Written instruction —
Scan the entries below. List each line with "thỏa".

==== Given records ====

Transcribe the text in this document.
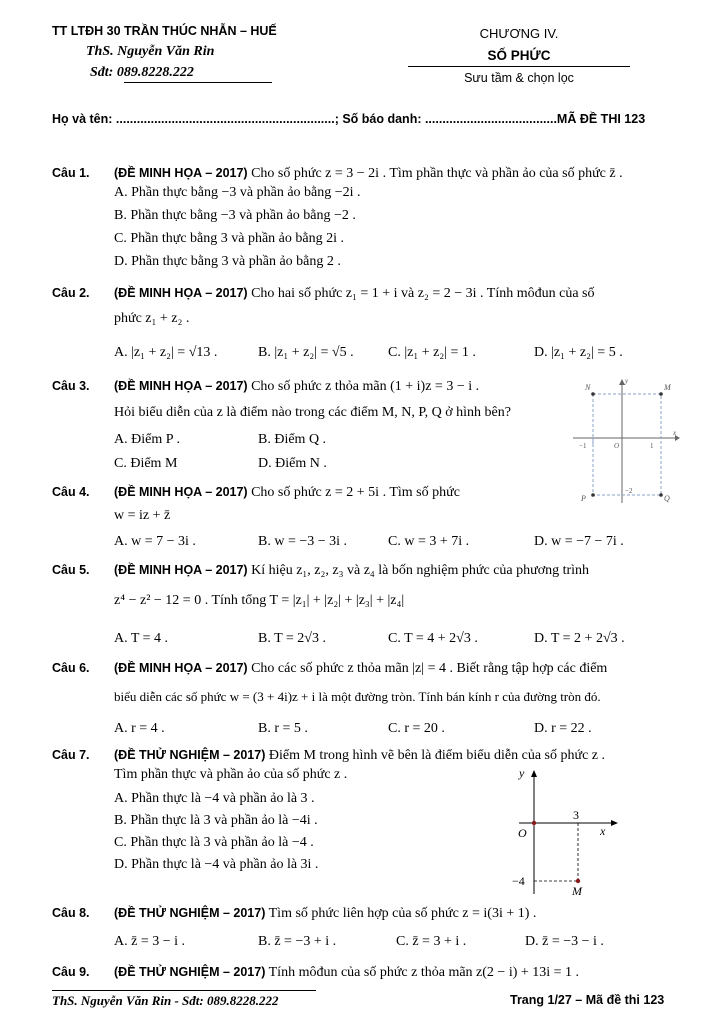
TT LTĐH 30 TRẦN THÚC NHẪN – HUẾ
ThS. Nguyễn Văn Rin
Sđt: 089.8228.222
CHƯƠNG IV.
SỐ PHỨC
Sưu tầm & chọn lọc
Họ và tên: ...............................................................; Số báo danh: ......................................MÃ ĐỀ THI 123
Câu 1.	(ĐỀ MINH HỌA – 2017) Cho số phức z = 3 − 2i . Tìm phần thực và phần ảo của số phức z̄ .
A. Phần thực bằng −3 và phần ảo bằng −2i .
B. Phần thực bằng −3 và phần ảo bằng −2 .
C. Phần thực bằng 3 và phần ảo bằng 2i .
D. Phần thực bằng 3 và phần ảo bằng 2 .
Câu 2.	(ĐỀ MINH HỌA – 2017) Cho hai số phức z₁ = 1 + i và z₂ = 2 − 3i . Tính môđun của số
phức z₁ + z₂ .
A. |z₁ + z₂| = √13 .	B. |z₁ + z₂| = √5 . C. |z₁ + z₂| = 1 .	D. |z₁ + z₂| = 5 .
Câu 3.	(ĐỀ MINH HỌA – 2017) Cho số phức z thỏa mãn (1 + i)z = 3 − i .
Hỏi biểu diễn của z là điểm nào trong các điểm M, N, P, Q ở hình bên?
A. Điểm P .	B. Điểm Q .
C. Điểm M	D. Điểm N .
N	M
P	Q
y
x
O
−1	1
−2
Câu 4.	(ĐỀ MINH HỌA – 2017) Cho số phức z = 2 + 5i . Tìm số phức
w = iz + z̄
A. w = 7 − 3i .	B. w = −3 − 3i .	C. w = 3 + 7i .	D. w = −7 − 7i .
Câu 5.	(ĐỀ MINH HỌA – 2017) Kí hiệu z₁, z₂, z₃ và z₄ là bốn nghiệm phức của phương trình
z⁴ − z² − 12 = 0 . Tính tổng T = |z₁| + |z₂| + |z₃| + |z₄|
A. T = 4 .	B. T = 2√3 .	C. T = 4 + 2√3 .	D. T = 2 + 2√3 .
Câu 6.	(ĐỀ MINH HỌA – 2017) Cho các số phức z thỏa mãn |z| = 4 . Biết rằng tập hợp các điểm
biểu diễn các số phức w = (3 + 4i)z + i là một đường tròn. Tính bán kính r của đường tròn đó.
A. r = 4 .	B. r = 5 .	C. r = 20 .	D. r = 22 .
Câu 7.	(ĐỀ THỬ NGHIỆM – 2017) Điểm M trong hình vẽ bên là điểm biểu diễn của số phức z .
Tìm phần thực và phần ảo của số phức z .
A. Phần thực là −4 và phần ảo là 3 .
B. Phần thực là 3 và phần ảo là −4i .
C. Phần thực là 3 và phần ảo là −4 .
D. Phần thực là −4 và phần ảo là 3i .
y
x
O
3
−4
M
Câu 8.	(ĐỀ THỬ NGHIỆM – 2017) Tìm số phức liên hợp của số phức z = i(3i + 1) .
A. z̄ = 3 − i .	B. z̄ = −3 + i .	C. z̄ = 3 + i .	D. z̄ = −3 − i .
Câu 9.	(ĐỀ THỬ NGHIỆM – 2017) Tính môđun của số phức z thỏa mãn z(2 − i) + 13i = 1 .
ThS. Nguyễn Văn Rin - Sđt: 089.8228.222	Trang 1/27 – Mã đề thi 123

====

Answer to the problem —
Câu 3.	(ĐỀ MINH HỌA – 2017) Cho số phức z thỏa mãn (1 + i)z = 3 − i .
Câu 6.	(ĐỀ MINH HỌA – 2017) Cho các số phức z thỏa mãn |z| = 4 . Biết rằng tập hợp các điểm
Câu 9.	(ĐỀ THỬ NGHIỆM – 2017) Tính môđun của số phức z thỏa mãn z(2 − i) + 13i = 1 .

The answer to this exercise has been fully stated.